Exercise requirements: Identify and copy all lines of the material where the string "民轩揽翠台" is found.

Items:

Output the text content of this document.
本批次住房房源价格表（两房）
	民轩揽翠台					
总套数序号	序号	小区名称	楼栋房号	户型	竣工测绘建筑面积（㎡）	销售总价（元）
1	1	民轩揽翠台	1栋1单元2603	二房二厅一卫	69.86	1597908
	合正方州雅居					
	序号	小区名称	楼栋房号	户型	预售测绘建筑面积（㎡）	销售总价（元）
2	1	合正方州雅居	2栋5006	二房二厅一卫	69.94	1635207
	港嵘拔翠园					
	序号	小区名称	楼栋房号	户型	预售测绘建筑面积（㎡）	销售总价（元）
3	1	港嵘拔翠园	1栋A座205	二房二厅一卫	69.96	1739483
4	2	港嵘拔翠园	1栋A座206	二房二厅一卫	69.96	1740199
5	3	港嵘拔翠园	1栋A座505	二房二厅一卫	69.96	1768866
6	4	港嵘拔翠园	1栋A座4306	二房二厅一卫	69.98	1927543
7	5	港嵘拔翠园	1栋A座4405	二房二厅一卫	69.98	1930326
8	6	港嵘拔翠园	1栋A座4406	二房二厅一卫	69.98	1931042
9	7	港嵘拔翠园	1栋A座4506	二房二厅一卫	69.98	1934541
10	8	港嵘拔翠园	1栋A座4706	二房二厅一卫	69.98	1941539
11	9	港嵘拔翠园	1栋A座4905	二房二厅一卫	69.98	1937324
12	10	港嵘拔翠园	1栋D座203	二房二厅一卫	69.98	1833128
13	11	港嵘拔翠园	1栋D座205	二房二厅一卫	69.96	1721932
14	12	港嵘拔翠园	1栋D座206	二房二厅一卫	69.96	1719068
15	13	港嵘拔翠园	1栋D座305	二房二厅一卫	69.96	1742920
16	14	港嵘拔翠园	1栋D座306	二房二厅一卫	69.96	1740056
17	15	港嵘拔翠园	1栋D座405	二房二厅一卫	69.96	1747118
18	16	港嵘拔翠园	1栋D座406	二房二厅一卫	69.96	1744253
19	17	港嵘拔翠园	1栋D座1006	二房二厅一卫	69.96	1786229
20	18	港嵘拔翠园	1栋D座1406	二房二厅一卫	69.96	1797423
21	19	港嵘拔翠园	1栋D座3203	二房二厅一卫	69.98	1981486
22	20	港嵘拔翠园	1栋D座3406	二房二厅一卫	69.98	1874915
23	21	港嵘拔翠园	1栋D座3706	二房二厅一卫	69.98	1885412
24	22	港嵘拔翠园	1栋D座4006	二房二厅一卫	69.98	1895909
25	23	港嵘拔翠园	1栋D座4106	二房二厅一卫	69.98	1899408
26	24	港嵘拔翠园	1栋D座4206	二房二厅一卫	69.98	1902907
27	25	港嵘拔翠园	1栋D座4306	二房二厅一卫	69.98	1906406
--
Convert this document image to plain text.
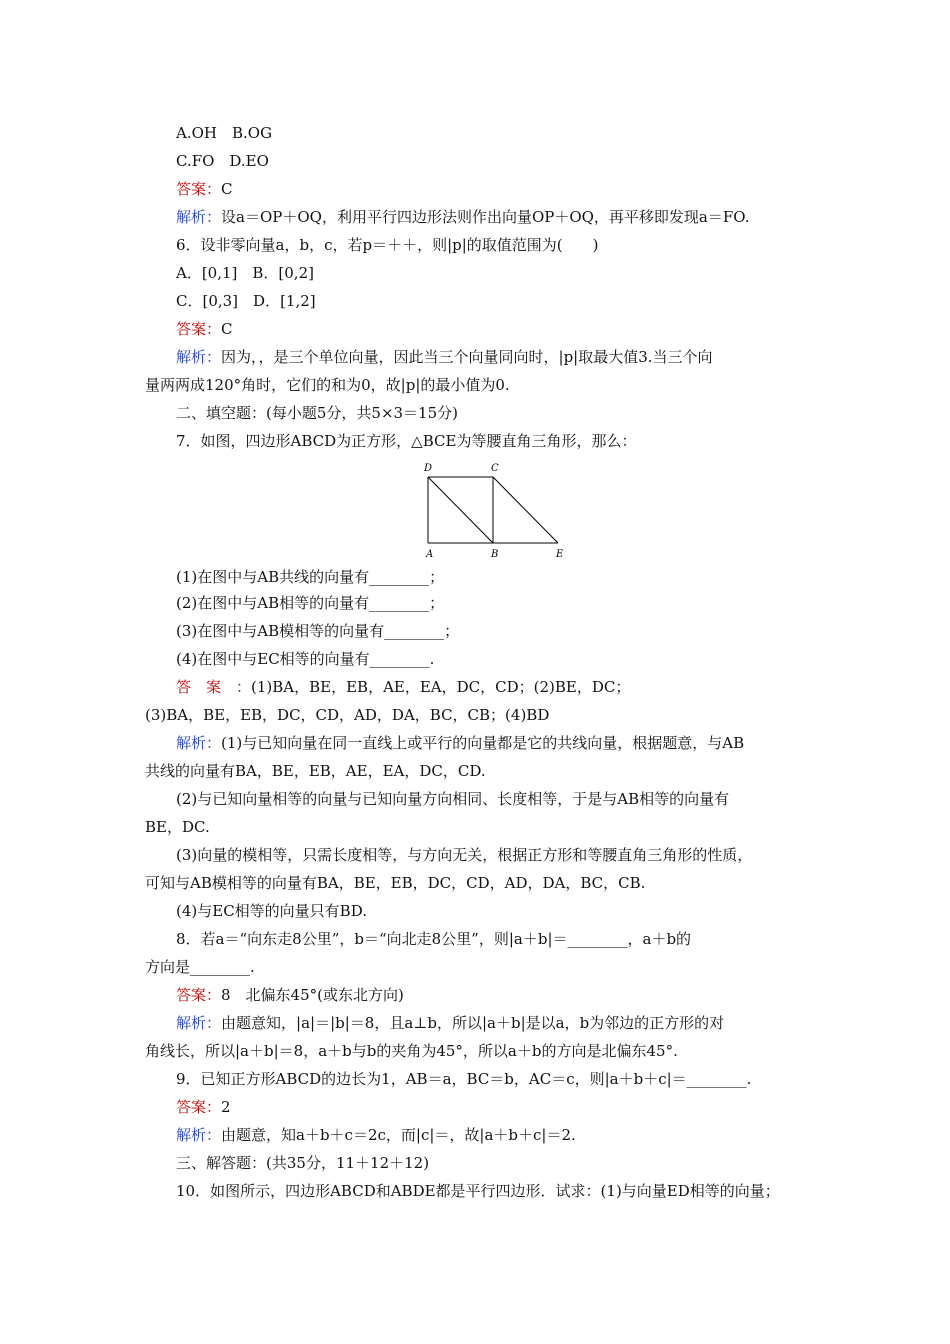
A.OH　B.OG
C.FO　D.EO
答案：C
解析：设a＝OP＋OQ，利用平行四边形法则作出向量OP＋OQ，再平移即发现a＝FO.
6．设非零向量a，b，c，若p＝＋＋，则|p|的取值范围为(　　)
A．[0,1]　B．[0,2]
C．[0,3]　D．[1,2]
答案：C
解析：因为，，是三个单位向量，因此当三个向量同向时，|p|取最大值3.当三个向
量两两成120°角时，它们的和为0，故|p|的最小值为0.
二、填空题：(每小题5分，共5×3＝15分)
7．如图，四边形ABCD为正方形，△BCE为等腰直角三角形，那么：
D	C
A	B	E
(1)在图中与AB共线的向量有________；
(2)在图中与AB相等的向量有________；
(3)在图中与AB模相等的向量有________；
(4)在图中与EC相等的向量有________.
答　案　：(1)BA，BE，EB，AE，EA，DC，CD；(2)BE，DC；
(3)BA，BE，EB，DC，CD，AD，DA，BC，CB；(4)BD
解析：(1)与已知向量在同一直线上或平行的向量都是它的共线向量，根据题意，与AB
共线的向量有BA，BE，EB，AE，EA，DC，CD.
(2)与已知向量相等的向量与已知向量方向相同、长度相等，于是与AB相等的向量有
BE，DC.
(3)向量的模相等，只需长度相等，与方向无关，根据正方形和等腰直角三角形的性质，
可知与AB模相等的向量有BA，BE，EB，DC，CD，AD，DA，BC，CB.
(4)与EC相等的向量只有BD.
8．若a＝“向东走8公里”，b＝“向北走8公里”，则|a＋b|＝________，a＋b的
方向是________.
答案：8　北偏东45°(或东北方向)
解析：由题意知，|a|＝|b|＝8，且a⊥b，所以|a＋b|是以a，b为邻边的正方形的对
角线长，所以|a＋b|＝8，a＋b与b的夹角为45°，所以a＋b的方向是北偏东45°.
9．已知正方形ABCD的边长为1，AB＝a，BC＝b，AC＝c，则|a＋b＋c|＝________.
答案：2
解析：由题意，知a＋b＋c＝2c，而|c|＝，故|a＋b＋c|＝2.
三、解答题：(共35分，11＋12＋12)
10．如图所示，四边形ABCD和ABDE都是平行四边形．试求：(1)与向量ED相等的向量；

Written response:
	民轩揽翠台					
1	1	民轩揽翠台	1栋1单元2603	二房二厅一卫	69.86	1597908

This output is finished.